DIRECTIVE:
Set down each record below precisely, skipping the pictures.

EXTRACTED ENTRIES:
*****
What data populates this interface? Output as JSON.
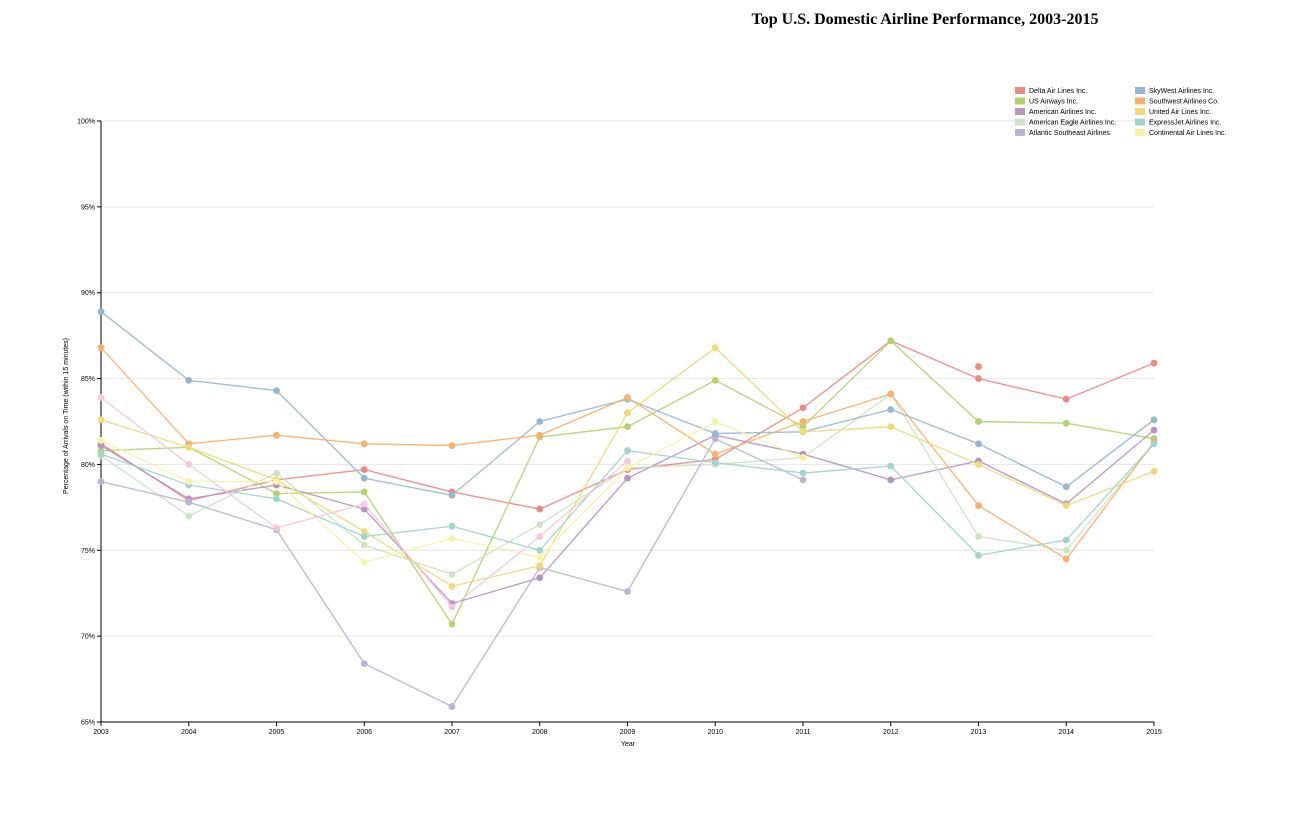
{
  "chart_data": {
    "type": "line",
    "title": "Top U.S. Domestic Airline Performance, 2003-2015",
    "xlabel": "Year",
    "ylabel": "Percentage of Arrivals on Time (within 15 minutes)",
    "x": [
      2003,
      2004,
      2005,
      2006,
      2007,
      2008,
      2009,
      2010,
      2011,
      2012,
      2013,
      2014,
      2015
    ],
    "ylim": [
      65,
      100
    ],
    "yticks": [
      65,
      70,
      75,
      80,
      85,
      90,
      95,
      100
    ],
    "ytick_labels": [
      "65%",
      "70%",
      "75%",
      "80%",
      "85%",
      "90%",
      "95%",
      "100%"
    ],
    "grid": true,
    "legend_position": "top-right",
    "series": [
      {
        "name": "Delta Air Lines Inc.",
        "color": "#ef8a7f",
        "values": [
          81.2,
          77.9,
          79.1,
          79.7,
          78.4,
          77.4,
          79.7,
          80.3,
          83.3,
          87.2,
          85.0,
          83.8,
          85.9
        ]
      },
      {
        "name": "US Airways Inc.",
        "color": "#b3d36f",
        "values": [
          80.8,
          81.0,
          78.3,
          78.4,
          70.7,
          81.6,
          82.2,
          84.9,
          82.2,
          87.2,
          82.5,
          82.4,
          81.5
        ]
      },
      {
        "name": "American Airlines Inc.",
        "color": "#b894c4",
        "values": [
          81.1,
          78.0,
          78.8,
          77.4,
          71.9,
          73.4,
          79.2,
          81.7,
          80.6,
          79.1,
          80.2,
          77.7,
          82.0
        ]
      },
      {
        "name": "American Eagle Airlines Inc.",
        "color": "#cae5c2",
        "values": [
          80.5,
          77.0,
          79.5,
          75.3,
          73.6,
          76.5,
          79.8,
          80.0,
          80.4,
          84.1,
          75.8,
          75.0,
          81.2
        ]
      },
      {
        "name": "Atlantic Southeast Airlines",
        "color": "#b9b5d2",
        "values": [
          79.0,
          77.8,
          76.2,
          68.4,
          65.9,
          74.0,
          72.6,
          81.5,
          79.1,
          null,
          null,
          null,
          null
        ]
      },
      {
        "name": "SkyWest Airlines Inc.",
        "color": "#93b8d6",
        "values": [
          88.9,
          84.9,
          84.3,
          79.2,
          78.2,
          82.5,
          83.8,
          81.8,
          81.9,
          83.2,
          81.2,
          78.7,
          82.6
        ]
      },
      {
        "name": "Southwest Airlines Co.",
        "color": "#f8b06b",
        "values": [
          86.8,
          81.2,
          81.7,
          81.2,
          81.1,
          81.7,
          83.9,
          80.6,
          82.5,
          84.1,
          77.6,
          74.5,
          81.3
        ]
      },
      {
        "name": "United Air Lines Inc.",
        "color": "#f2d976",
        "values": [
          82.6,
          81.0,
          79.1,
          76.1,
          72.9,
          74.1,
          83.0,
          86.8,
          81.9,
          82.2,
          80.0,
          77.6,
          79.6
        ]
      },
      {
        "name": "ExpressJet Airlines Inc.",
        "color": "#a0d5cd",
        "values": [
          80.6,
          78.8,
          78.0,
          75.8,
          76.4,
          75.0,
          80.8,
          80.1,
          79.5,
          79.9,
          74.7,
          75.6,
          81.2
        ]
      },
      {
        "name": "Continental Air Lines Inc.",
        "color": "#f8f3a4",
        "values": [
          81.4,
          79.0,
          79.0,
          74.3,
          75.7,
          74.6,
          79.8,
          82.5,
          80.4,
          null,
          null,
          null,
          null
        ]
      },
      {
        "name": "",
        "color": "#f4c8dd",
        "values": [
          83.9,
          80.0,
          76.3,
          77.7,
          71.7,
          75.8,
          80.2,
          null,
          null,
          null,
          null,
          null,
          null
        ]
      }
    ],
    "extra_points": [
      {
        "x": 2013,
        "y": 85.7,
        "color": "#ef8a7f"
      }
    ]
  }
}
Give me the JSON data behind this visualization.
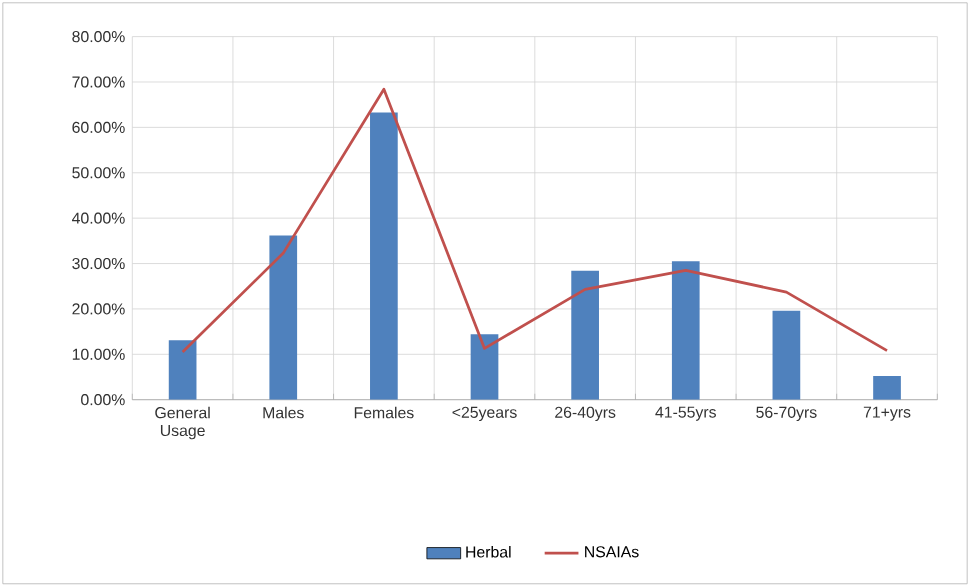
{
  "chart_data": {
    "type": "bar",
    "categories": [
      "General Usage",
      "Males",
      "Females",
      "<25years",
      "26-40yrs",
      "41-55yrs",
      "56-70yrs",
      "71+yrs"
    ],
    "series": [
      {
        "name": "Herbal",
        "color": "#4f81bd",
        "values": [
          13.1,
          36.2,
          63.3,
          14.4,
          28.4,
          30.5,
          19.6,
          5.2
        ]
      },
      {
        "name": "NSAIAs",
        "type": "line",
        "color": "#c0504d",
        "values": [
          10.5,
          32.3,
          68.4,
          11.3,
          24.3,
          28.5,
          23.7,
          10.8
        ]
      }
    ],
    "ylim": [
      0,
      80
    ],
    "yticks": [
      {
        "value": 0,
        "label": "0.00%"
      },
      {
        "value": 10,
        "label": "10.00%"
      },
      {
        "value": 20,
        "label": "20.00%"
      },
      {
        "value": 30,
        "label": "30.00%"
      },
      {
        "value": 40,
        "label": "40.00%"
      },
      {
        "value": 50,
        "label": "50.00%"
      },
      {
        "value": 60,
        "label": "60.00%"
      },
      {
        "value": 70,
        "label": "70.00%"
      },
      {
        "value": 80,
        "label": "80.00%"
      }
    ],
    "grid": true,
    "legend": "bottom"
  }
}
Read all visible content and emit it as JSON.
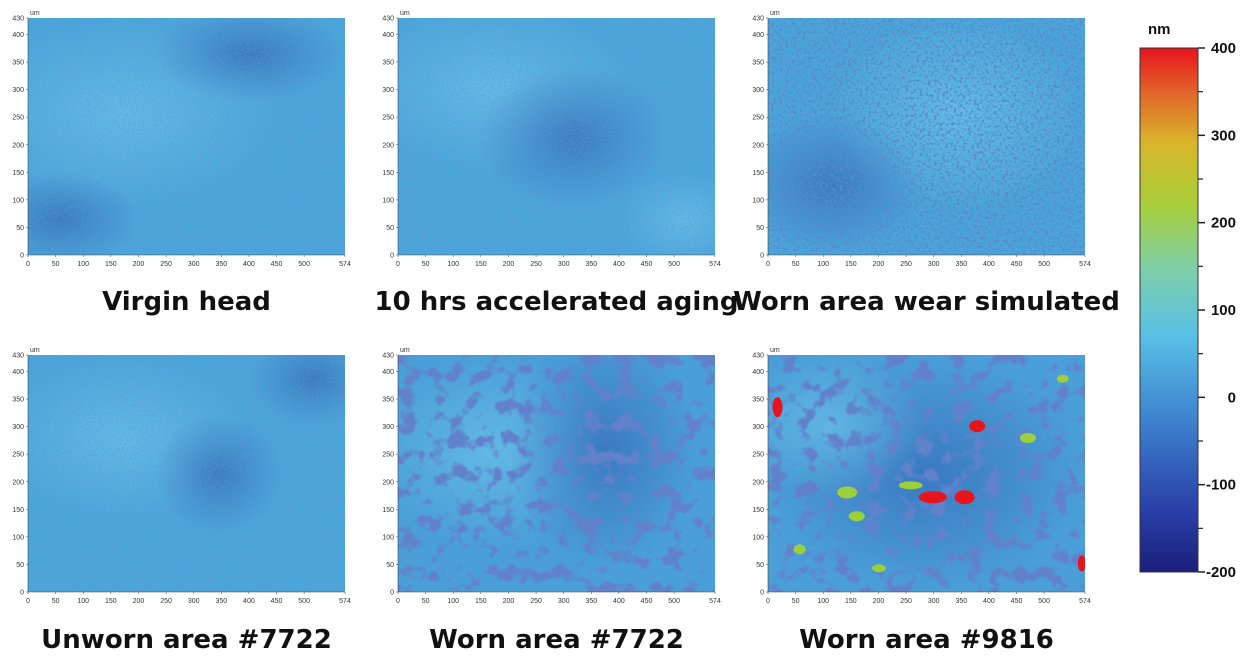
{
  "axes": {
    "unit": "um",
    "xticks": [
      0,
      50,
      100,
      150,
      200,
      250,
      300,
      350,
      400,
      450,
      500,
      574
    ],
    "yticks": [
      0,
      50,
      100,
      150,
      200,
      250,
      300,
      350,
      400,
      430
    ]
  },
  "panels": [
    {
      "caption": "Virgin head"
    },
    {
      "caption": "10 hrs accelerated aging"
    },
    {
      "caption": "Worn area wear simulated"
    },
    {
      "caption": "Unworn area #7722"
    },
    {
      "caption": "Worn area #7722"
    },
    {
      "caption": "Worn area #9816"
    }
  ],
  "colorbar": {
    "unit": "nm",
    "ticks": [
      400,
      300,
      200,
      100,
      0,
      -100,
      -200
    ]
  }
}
*****
RESPONSE TO THIS TASK:
What data populates this interface? Output as JSON.
{
  "chart_data": {
    "type": "line",
    "title": "Top U.S. Domestic Airline Performance, 2003-2015",
    "xlabel": "Year",
    "ylabel": "Percentage of Arrivals on Time (within 15 minutes)",
    "x": [
      2003,
      2004,
      2005,
      2006,
      2007,
      2008,
      2009,
      2010,
      2011,
      2012,
      2013,
      2014,
      2015
    ],
    "ylim": [
      65,
      100
    ],
    "yticks": [
      65,
      70,
      75,
      80,
      85,
      90,
      95,
      100
    ],
    "ytick_labels": [
      "65%",
      "70%",
      "75%",
      "80%",
      "85%",
      "90%",
      "95%",
      "100%"
    ],
    "grid": true,
    "legend_position": "top-right",
    "series": [
      {
        "name": "Delta Air Lines Inc.",
        "color": "#ef8a7f",
        "values": [
          81.2,
          77.9,
          79.1,
          79.7,
          78.4,
          77.4,
          79.7,
          80.3,
          83.3,
          87.2,
          85.0,
          83.8,
          85.9
        ]
      },
      {
        "name": "US Airways Inc.",
        "color": "#b3d36f",
        "values": [
          80.8,
          81.0,
          78.3,
          78.4,
          70.7,
          81.6,
          82.2,
          84.9,
          82.2,
          87.2,
          82.5,
          82.4,
          81.5
        ]
      },
      {
        "name": "American Airlines Inc.",
        "color": "#b894c4",
        "values": [
          81.1,
          78.0,
          78.8,
          77.4,
          71.9,
          73.4,
          79.2,
          81.7,
          80.6,
          79.1,
          80.2,
          77.7,
          82.0
        ]
      },
      {
        "name": "American Eagle Airlines Inc.",
        "color": "#cae5c2",
        "values": [
          80.5,
          77.0,
          79.5,
          75.3,
          73.6,
          76.5,
          79.8,
          80.0,
          80.4,
          84.1,
          75.8,
          75.0,
          81.2
        ]
      },
      {
        "name": "Atlantic Southeast Airlines",
        "color": "#b9b5d2",
        "values": [
          79.0,
          77.8,
          76.2,
          68.4,
          65.9,
          74.0,
          72.6,
          81.5,
          79.1,
          null,
          null,
          null,
          null
        ]
      },
      {
        "name": "SkyWest Airlines Inc.",
        "color": "#93b8d6",
        "values": [
          88.9,
          84.9,
          84.3,
          79.2,
          78.2,
          82.5,
          83.8,
          81.8,
          81.9,
          83.2,
          81.2,
          78.7,
          82.6
        ]
      },
      {
        "name": "Southwest Airlines Co.",
        "color": "#f8b06b",
        "values": [
          86.8,
          81.2,
          81.7,
          81.2,
          81.1,
          81.7,
          83.9,
          80.6,
          82.5,
          84.1,
          77.6,
          74.5,
          81.3
        ]
      },
      {
        "name": "United Air Lines Inc.",
        "color": "#f2d976",
        "values": [
          82.6,
          81.0,
          79.1,
          76.1,
          72.9,
          74.1,
          83.0,
          86.8,
          81.9,
          82.2,
          80.0,
          77.6,
          79.6
        ]
      },
      {
        "name": "ExpressJet Airlines Inc.",
        "color": "#a0d5cd",
        "values": [
          80.6,
          78.8,
          78.0,
          75.8,
          76.4,
          75.0,
          80.8,
          80.1,
          79.5,
          79.9,
          74.7,
          75.6,
          81.2
        ]
      },
      {
        "name": "Continental Air Lines Inc.",
        "color": "#f8f3a4",
        "values": [
          81.4,
          79.0,
          79.0,
          74.3,
          75.7,
          74.6,
          79.8,
          82.5,
          80.4,
          null,
          null,
          null,
          null
        ]
      },
      {
        "name": "",
        "color": "#f4c8dd",
        "values": [
          83.9,
          80.0,
          76.3,
          77.7,
          71.7,
          75.8,
          80.2,
          null,
          null,
          null,
          null,
          null,
          null
        ]
      }
    ],
    "extra_points": [
      {
        "x": 2013,
        "y": 85.7,
        "color": "#ef8a7f"
      }
    ]
  }
}
Give me the JSON data behind this visualization.
{
  "chart_data": {
    "type": "bar",
    "categories": [
      "General Usage",
      "Males",
      "Females",
      "<25years",
      "26-40yrs",
      "41-55yrs",
      "56-70yrs",
      "71+yrs"
    ],
    "series": [
      {
        "name": "Herbal",
        "color": "#4f81bd",
        "values": [
          13.1,
          36.2,
          63.3,
          14.4,
          28.4,
          30.5,
          19.6,
          5.2
        ]
      },
      {
        "name": "NSAIAs",
        "type": "line",
        "color": "#c0504d",
        "values": [
          10.5,
          32.3,
          68.4,
          11.3,
          24.3,
          28.5,
          23.7,
          10.8
        ]
      }
    ],
    "ylim": [
      0,
      80
    ],
    "yticks": [
      {
        "value": 0,
        "label": "0.00%"
      },
      {
        "value": 10,
        "label": "10.00%"
      },
      {
        "value": 20,
        "label": "20.00%"
      },
      {
        "value": 30,
        "label": "30.00%"
      },
      {
        "value": 40,
        "label": "40.00%"
      },
      {
        "value": 50,
        "label": "50.00%"
      },
      {
        "value": 60,
        "label": "60.00%"
      },
      {
        "value": 70,
        "label": "70.00%"
      },
      {
        "value": 80,
        "label": "80.00%"
      }
    ],
    "grid": true,
    "legend": "bottom"
  }
}
Read all visible content and emit it as JSON.
{
  "axes": {
    "unit": "um",
    "xticks": [
      0,
      50,
      100,
      150,
      200,
      250,
      300,
      350,
      400,
      450,
      500,
      574
    ],
    "yticks": [
      0,
      50,
      100,
      150,
      200,
      250,
      300,
      350,
      400,
      430
    ]
  },
  "panels": [
    {
      "caption": "Virgin head"
    },
    {
      "caption": "10 hrs accelerated aging"
    },
    {
      "caption": "Worn area wear simulated"
    },
    {
      "caption": "Unworn area #7722"
    },
    {
      "caption": "Worn area #7722"
    },
    {
      "caption": "Worn area #9816"
    }
  ],
  "colorbar": {
    "unit": "nm",
    "ticks": [
      400,
      300,
      200,
      100,
      0,
      -100,
      -200
    ]
  }
}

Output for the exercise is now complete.